**Excerpted records:**
::::::::::
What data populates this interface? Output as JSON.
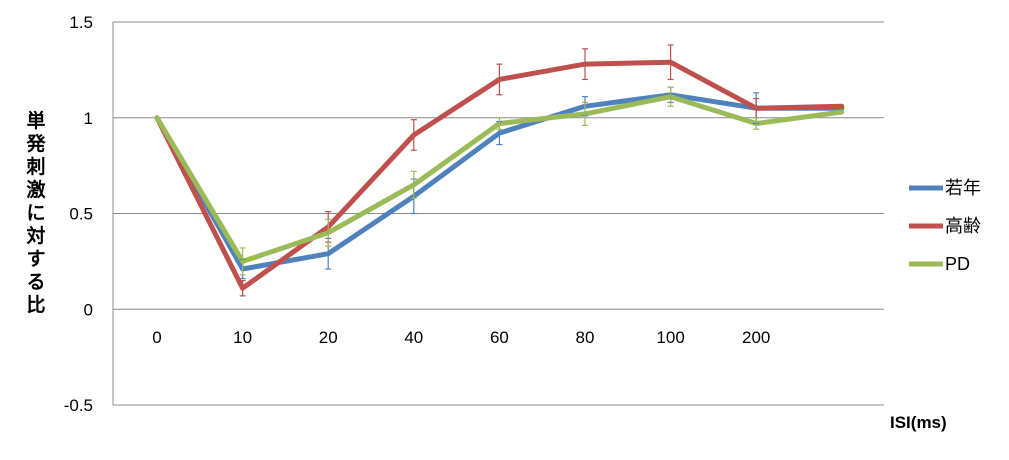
{
  "chart_data": {
    "type": "line",
    "categories": [
      "0",
      "10",
      "20",
      "40",
      "60",
      "80",
      "100",
      "200",
      ""
    ],
    "ylabel": "単発刺激に対する比",
    "xlabel": "ISI(ms)",
    "ylim": [
      -0.5,
      1.5
    ],
    "yticks": [
      -0.5,
      0,
      0.5,
      1,
      1.5
    ],
    "ytick_labels": [
      "-0.5",
      "0",
      "0.5",
      "1",
      "1.5"
    ],
    "grid": "horizontal",
    "legend_position": "right",
    "series": [
      {
        "name": "若年",
        "color": "#4f81bd",
        "values": [
          1.0,
          0.21,
          0.29,
          0.59,
          0.92,
          1.06,
          1.12,
          1.05,
          1.05
        ],
        "errors": [
          0,
          0.05,
          0.08,
          0.09,
          0.06,
          0.05,
          0.04,
          0.08,
          null
        ]
      },
      {
        "name": "高齢",
        "color": "#c0504d",
        "values": [
          1.0,
          0.11,
          0.43,
          0.91,
          1.2,
          1.28,
          1.29,
          1.05,
          1.06
        ],
        "errors": [
          0,
          0.04,
          0.08,
          0.08,
          0.08,
          0.08,
          0.09,
          0.05,
          null
        ]
      },
      {
        "name": "PD",
        "color": "#9bbb59",
        "values": [
          1.0,
          0.25,
          0.4,
          0.65,
          0.97,
          1.02,
          1.11,
          0.97,
          1.03
        ],
        "errors": [
          0,
          0.07,
          0.07,
          0.07,
          0.03,
          0.06,
          0.05,
          0.03,
          null
        ]
      }
    ]
  }
}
::::::::::
**Task description:**
Your answer should be a single number: the count of lines in the listing that contain the word "color".

**Reply:**
3